§ **Objective**: Return only the number of lines in the entries below that hold the word "title".

--- start Information shown ---

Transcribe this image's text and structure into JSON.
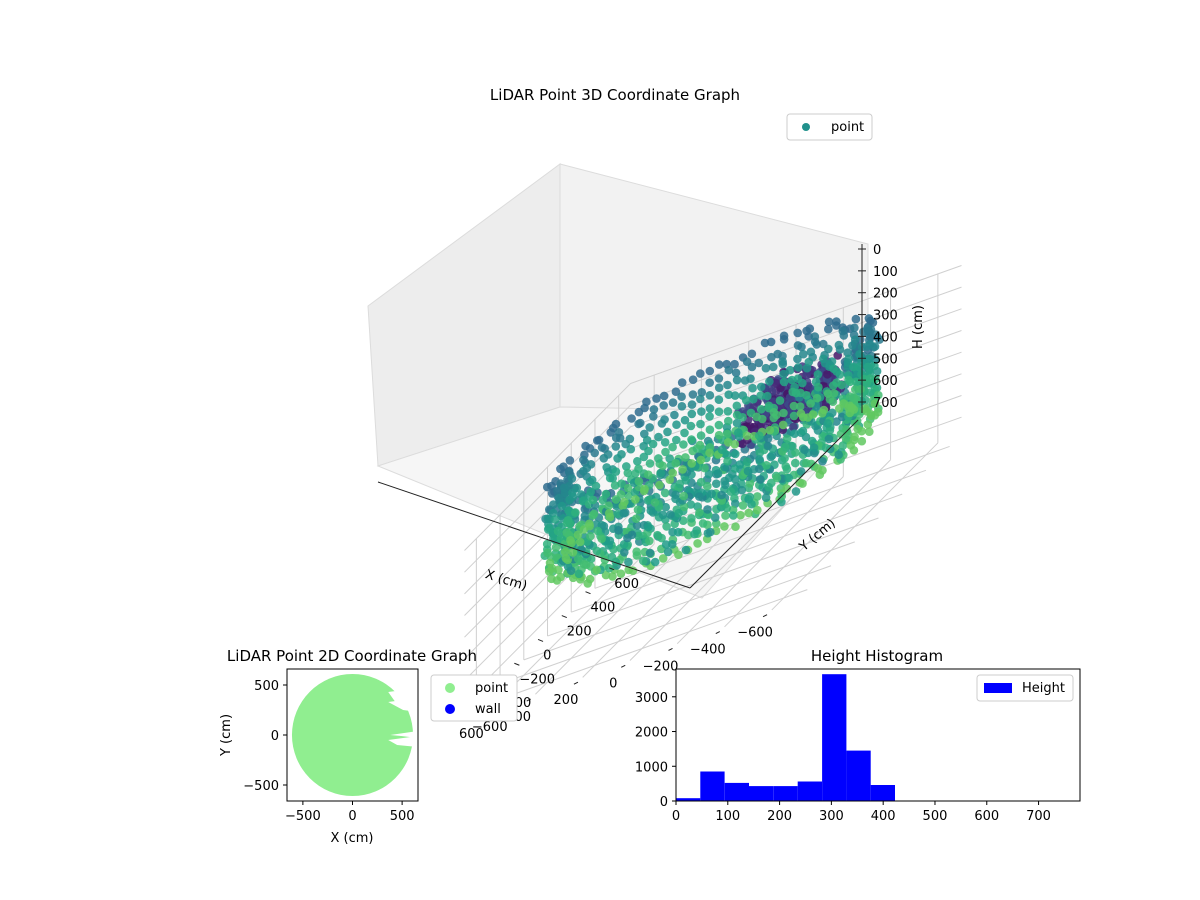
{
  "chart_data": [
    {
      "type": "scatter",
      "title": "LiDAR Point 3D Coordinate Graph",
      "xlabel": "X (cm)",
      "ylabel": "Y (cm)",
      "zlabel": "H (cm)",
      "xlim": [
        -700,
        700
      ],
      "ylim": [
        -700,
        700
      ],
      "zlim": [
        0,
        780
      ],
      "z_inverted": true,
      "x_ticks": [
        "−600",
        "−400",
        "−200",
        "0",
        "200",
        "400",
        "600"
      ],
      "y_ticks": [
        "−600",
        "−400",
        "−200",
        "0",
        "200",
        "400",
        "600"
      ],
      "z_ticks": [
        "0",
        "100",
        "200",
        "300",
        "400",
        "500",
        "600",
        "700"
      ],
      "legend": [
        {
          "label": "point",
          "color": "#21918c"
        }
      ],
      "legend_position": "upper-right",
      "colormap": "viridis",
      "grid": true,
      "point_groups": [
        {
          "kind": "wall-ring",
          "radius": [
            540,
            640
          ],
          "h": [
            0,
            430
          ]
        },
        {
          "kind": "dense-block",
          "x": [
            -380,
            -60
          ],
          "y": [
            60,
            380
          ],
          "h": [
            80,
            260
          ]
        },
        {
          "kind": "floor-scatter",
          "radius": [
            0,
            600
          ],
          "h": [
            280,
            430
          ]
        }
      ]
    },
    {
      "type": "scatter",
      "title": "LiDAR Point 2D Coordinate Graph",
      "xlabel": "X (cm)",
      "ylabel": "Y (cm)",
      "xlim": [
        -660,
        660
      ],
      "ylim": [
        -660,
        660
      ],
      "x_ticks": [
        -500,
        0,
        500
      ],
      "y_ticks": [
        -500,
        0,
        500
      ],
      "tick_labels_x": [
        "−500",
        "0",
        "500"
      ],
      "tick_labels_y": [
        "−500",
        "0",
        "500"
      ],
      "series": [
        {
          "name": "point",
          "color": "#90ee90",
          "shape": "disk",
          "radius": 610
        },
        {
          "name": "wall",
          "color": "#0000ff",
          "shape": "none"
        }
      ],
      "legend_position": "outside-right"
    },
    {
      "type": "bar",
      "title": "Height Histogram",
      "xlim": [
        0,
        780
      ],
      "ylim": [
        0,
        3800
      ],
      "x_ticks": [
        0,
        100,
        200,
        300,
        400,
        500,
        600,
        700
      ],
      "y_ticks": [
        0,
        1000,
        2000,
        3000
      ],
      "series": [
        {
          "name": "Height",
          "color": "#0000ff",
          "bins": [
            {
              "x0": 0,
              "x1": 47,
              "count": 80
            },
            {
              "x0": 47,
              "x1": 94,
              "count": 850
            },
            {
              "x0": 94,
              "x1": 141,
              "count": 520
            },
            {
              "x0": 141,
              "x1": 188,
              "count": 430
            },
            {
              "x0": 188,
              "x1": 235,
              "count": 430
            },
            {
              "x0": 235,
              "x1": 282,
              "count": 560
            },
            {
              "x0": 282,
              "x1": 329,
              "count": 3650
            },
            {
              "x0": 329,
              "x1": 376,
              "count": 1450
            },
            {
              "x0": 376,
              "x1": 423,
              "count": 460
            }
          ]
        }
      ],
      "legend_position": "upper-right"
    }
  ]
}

--- end Information shown ---
--- start Information shown ---

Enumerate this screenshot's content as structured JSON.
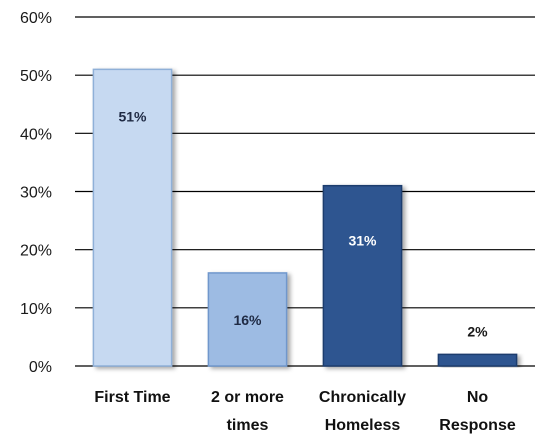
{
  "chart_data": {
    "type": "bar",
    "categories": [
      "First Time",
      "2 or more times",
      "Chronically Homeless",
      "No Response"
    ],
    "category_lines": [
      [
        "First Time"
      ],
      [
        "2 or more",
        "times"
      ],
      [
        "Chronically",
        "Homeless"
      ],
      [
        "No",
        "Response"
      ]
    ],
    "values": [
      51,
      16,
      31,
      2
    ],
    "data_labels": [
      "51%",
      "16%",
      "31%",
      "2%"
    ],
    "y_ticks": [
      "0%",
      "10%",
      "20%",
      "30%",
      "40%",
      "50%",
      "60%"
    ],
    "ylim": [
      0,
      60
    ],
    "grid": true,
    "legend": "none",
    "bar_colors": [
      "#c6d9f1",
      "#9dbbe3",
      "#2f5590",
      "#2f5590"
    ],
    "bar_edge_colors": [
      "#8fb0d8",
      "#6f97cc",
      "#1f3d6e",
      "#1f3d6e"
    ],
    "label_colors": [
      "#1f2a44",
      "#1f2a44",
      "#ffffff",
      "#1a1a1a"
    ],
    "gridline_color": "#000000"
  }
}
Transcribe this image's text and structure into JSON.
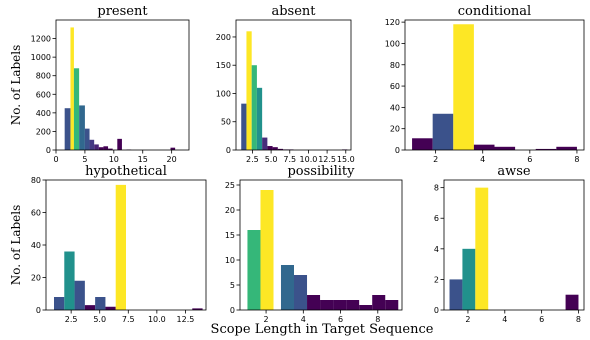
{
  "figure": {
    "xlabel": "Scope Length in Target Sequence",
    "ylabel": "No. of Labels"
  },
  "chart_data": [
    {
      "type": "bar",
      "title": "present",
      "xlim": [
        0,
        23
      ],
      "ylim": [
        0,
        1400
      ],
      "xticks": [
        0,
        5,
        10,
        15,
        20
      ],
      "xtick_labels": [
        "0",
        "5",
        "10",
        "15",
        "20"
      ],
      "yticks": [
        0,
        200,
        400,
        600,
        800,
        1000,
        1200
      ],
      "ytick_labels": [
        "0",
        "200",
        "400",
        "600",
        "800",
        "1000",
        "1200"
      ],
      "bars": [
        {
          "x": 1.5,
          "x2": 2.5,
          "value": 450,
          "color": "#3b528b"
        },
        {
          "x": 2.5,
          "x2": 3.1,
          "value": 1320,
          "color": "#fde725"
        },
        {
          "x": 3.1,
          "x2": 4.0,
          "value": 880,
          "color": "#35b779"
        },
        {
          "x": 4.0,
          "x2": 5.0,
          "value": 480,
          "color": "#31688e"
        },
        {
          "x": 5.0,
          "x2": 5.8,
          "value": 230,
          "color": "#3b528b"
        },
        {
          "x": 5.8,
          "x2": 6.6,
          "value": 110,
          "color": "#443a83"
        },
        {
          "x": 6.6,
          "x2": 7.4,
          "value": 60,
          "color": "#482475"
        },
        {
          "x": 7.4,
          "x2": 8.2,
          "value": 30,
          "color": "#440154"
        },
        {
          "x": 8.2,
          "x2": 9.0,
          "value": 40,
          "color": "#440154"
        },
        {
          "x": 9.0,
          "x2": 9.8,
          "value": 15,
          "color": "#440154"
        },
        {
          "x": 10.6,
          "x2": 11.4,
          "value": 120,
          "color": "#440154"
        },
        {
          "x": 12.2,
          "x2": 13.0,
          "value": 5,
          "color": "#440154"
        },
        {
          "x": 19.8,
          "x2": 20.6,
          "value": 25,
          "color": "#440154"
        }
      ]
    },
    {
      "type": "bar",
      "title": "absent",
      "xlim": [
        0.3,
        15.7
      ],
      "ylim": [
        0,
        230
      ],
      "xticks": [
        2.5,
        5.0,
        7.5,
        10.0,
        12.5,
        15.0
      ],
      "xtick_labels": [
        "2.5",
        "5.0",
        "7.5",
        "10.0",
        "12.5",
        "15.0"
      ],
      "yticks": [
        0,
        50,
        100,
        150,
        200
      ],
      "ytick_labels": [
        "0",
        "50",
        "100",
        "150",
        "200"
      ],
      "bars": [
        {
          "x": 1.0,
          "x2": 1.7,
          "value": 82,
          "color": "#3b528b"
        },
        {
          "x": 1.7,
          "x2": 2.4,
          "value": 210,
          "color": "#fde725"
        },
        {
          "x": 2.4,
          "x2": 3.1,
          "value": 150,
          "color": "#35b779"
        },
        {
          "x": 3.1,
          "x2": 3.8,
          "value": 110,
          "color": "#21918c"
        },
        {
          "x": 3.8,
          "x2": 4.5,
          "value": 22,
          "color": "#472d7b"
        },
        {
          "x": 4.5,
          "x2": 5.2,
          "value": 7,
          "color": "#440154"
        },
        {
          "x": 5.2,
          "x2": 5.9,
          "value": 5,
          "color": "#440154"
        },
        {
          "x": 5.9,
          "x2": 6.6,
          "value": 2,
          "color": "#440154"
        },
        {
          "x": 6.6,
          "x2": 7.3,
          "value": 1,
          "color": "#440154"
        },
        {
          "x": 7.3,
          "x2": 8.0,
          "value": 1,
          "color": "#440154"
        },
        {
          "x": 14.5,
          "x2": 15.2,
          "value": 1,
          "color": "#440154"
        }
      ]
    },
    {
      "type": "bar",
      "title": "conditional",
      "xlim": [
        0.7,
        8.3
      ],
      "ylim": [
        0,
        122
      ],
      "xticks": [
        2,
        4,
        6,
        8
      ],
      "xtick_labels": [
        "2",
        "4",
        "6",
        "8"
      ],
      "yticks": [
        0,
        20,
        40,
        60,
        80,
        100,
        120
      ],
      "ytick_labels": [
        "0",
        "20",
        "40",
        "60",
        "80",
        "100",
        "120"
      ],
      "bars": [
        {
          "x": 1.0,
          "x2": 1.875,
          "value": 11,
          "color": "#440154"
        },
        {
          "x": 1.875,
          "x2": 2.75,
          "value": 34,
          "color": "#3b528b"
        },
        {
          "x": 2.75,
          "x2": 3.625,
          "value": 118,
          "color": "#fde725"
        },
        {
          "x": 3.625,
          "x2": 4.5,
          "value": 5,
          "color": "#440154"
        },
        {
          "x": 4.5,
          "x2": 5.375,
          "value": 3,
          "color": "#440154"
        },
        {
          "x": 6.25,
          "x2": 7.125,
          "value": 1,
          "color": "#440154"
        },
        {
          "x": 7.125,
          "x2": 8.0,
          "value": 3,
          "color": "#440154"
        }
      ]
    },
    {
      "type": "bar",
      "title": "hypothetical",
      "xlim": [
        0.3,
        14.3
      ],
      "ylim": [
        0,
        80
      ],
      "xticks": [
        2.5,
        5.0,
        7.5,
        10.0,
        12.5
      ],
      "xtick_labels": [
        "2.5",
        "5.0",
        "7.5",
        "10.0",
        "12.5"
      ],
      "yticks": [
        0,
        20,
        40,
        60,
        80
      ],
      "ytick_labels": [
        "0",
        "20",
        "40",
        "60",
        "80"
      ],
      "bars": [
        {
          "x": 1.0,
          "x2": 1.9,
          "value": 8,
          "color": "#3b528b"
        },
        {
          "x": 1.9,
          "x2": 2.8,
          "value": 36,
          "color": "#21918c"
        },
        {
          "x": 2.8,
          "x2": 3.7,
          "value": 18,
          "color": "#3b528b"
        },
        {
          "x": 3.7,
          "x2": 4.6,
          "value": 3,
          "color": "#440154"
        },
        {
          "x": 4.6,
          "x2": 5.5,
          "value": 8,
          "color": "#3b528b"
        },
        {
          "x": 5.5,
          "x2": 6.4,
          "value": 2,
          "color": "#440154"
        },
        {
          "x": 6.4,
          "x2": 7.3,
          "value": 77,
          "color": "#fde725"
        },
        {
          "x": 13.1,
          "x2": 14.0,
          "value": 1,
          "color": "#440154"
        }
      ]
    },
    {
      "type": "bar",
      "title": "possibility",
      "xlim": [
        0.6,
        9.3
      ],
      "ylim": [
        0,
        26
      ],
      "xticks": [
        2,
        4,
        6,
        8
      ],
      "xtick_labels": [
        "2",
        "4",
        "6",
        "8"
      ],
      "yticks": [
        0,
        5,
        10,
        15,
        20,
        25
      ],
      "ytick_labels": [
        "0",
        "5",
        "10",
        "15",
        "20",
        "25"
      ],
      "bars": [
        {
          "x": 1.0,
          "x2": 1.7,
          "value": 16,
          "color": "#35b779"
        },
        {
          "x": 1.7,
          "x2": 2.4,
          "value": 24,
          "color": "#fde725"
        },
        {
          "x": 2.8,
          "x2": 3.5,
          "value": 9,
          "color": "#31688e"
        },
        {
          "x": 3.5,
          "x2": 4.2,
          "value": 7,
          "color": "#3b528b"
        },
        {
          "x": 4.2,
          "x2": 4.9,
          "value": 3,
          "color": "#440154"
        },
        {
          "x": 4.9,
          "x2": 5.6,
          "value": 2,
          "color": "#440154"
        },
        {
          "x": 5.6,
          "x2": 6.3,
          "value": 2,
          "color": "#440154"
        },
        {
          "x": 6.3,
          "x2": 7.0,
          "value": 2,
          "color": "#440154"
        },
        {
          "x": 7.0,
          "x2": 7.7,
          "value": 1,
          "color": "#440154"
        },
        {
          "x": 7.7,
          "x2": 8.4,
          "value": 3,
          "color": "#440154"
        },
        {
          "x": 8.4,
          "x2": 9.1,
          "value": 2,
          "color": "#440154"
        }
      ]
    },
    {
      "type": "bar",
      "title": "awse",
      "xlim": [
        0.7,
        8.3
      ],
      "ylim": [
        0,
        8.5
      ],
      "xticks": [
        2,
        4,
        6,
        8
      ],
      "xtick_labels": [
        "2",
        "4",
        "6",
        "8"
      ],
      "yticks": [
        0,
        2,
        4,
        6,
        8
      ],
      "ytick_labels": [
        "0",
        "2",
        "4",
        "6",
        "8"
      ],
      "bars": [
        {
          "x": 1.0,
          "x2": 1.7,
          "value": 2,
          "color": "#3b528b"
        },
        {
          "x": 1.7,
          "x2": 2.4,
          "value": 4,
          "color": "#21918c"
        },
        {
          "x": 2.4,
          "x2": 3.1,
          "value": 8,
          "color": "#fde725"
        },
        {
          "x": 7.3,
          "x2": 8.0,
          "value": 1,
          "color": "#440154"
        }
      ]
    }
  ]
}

--- end Information shown ---

§ **Response to the task**: 9